Exercise goal >>
Take the line that contains "Convert this screenshot" as the first line and the final line of the records as the last; return exactly those lines and the lines between.

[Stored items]
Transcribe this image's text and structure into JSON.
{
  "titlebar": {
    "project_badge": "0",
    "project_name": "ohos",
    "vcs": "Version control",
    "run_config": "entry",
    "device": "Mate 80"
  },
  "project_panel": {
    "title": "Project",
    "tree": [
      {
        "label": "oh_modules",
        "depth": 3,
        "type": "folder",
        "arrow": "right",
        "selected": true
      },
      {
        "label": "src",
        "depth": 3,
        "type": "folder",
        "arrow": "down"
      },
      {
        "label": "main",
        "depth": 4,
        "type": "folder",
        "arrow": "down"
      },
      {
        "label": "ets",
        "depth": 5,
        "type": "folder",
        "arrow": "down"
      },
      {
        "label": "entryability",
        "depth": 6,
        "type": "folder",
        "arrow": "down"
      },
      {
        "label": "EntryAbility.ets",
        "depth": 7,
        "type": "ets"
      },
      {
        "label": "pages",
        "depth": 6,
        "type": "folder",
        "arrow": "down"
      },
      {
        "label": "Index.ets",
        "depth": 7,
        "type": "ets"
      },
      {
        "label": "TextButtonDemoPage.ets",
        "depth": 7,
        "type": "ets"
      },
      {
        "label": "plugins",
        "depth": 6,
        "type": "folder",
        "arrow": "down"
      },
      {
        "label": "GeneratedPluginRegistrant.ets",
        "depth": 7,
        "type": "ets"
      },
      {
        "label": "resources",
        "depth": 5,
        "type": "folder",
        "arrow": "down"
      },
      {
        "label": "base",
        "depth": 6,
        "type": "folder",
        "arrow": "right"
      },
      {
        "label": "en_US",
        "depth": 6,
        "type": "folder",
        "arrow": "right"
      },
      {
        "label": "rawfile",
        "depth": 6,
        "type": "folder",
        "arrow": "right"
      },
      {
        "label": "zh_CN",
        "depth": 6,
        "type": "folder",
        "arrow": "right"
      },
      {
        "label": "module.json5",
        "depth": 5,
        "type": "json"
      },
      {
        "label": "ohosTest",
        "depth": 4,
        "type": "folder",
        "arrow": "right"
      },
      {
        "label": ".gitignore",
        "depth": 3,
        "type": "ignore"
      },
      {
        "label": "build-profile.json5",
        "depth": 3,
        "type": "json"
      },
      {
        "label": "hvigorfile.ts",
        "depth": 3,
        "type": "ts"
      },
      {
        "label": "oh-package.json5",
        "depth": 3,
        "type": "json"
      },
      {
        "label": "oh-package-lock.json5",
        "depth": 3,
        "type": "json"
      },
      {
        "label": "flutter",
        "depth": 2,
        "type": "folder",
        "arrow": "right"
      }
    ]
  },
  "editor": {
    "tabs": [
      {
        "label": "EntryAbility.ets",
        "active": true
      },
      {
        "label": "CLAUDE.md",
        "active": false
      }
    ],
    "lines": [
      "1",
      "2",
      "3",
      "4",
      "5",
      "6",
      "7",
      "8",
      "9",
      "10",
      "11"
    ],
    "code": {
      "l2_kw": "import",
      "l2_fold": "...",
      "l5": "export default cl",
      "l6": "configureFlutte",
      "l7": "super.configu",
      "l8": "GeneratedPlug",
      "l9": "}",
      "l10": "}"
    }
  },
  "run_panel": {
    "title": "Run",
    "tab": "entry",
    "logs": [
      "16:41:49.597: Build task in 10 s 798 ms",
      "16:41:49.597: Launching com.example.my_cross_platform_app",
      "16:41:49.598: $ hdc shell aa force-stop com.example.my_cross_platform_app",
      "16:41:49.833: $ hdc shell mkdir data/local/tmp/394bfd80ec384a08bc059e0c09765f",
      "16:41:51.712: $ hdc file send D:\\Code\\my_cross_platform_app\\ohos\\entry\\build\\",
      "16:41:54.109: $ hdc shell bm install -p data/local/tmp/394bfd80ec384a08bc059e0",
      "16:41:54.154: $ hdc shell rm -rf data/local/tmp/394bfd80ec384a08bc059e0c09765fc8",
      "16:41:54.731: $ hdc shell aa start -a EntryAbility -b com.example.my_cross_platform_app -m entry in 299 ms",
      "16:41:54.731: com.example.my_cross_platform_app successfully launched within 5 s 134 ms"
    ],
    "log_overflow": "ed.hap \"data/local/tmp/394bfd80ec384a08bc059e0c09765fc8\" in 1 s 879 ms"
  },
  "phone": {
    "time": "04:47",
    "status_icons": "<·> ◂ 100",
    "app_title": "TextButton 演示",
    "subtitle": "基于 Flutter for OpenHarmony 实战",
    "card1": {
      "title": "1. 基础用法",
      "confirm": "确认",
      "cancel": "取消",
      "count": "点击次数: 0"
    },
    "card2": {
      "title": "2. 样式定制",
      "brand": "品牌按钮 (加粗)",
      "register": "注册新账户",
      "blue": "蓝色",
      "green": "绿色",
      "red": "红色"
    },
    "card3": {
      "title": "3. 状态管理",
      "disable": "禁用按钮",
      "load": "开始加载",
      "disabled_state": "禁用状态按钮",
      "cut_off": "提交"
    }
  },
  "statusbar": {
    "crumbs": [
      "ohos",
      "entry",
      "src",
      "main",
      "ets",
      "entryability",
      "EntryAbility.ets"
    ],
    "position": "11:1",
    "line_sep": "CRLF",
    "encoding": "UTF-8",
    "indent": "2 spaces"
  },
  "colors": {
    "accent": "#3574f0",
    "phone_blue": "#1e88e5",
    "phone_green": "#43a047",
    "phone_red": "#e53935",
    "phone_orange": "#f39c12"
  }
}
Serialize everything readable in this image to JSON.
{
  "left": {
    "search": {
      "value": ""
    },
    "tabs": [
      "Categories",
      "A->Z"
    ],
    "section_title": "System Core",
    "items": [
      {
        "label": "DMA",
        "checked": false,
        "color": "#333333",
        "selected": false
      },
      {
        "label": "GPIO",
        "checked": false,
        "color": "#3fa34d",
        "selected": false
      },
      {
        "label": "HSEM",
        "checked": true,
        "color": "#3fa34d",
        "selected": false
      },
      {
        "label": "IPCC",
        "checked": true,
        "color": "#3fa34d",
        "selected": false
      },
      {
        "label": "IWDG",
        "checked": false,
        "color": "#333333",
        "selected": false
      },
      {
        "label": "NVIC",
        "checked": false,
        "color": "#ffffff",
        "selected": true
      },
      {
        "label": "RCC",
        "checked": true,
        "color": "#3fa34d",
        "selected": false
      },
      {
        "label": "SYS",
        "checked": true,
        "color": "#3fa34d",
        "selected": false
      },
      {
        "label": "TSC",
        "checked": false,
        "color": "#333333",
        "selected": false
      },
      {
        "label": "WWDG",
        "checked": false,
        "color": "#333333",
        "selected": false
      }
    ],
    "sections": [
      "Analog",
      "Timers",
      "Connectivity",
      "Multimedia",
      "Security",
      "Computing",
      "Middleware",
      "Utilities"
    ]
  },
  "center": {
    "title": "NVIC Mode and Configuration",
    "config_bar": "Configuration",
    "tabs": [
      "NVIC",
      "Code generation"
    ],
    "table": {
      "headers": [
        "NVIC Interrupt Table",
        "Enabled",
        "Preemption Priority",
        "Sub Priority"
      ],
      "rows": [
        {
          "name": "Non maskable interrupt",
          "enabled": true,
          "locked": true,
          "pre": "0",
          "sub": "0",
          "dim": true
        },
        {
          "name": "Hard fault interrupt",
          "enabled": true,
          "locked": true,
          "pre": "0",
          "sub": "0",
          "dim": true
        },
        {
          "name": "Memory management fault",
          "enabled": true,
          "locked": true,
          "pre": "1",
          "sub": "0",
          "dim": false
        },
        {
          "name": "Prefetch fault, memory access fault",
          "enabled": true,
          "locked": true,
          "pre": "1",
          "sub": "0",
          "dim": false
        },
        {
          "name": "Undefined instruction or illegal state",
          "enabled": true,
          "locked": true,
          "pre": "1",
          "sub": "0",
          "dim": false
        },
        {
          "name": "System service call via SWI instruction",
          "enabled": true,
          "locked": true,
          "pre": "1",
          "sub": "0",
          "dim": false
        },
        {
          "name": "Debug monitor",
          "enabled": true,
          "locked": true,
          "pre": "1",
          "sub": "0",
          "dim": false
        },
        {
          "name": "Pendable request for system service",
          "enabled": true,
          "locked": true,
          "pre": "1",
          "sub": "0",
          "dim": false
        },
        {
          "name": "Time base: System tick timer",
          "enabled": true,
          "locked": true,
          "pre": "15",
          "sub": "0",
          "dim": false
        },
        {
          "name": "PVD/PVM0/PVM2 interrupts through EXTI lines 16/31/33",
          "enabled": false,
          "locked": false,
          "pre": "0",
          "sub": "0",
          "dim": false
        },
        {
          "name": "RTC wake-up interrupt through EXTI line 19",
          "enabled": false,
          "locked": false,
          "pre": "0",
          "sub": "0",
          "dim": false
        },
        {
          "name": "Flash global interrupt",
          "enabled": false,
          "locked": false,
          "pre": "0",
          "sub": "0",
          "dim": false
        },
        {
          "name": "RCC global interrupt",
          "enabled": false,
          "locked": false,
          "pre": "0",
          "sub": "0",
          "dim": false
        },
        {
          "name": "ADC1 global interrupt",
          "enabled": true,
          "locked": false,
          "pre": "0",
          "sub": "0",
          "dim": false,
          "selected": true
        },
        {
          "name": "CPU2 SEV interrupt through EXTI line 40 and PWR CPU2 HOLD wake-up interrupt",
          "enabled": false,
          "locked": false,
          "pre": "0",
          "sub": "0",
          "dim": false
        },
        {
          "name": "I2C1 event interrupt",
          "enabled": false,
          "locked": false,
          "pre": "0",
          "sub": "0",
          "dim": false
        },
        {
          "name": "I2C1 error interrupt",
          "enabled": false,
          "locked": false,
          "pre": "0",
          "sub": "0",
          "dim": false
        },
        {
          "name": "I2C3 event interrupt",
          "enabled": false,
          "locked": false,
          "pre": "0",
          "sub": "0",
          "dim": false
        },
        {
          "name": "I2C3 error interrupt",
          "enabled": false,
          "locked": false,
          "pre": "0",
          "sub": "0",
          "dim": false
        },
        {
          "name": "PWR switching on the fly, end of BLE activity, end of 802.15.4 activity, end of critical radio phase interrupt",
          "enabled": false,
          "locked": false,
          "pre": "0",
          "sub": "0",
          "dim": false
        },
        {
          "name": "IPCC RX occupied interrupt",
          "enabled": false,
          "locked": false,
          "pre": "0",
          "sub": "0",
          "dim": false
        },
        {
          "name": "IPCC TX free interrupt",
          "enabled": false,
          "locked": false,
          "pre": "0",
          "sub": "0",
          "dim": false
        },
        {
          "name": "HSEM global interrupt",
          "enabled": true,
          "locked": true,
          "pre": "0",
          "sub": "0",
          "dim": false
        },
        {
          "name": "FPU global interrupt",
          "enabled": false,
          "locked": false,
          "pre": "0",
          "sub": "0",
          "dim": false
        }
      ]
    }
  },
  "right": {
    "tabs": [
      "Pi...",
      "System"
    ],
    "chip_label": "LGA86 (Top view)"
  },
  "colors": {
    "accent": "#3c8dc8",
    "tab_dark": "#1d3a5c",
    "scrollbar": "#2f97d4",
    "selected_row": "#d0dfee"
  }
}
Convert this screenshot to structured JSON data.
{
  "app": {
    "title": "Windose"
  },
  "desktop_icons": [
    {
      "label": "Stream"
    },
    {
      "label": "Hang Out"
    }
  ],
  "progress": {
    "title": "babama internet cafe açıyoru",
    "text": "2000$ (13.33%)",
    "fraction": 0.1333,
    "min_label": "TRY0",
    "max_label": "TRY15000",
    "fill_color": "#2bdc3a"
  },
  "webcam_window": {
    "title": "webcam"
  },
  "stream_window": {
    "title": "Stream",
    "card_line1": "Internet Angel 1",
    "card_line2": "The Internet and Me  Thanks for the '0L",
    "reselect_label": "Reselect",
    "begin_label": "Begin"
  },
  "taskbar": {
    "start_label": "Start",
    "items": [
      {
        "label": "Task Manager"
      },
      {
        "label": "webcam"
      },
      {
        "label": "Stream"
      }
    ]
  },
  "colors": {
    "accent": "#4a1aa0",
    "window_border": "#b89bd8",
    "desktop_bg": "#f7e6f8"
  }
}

Reply >>
Convert this screenshot to structured JSON data.
{
  "app": {
    "title": "Windose"
  },
  "desktop_icons": [
    {
      "label": "Stream"
    },
    {
      "label": "Hang Out"
    }
  ],
  "progress": {
    "title": "babama internet cafe açıyoru",
    "text": "2000$ (13.33%)",
    "fraction": 0.1333,
    "min_label": "TRY0",
    "max_label": "TRY15000",
    "fill_color": "#2bdc3a"
  },
  "webcam_window": {
    "title": "webcam"
  },
  "stream_window": {
    "title": "Stream",
    "card_line1": "Internet Angel 1",
    "card_line2": "The Internet and Me  Thanks for the '0L",
    "reselect_label": "Reselect",
    "begin_label": "Begin"
  },
  "taskbar": {
    "start_label": "Start",
    "items": [
      {
        "label": "Task Manager"
      },
      {
        "label": "webcam"
      },
      {
        "label": "Stream"
      }
    ]
  },
  "colors": {
    "accent": "#4a1aa0",
    "window_border": "#b89bd8",
    "desktop_bg": "#f7e6f8"
  }
}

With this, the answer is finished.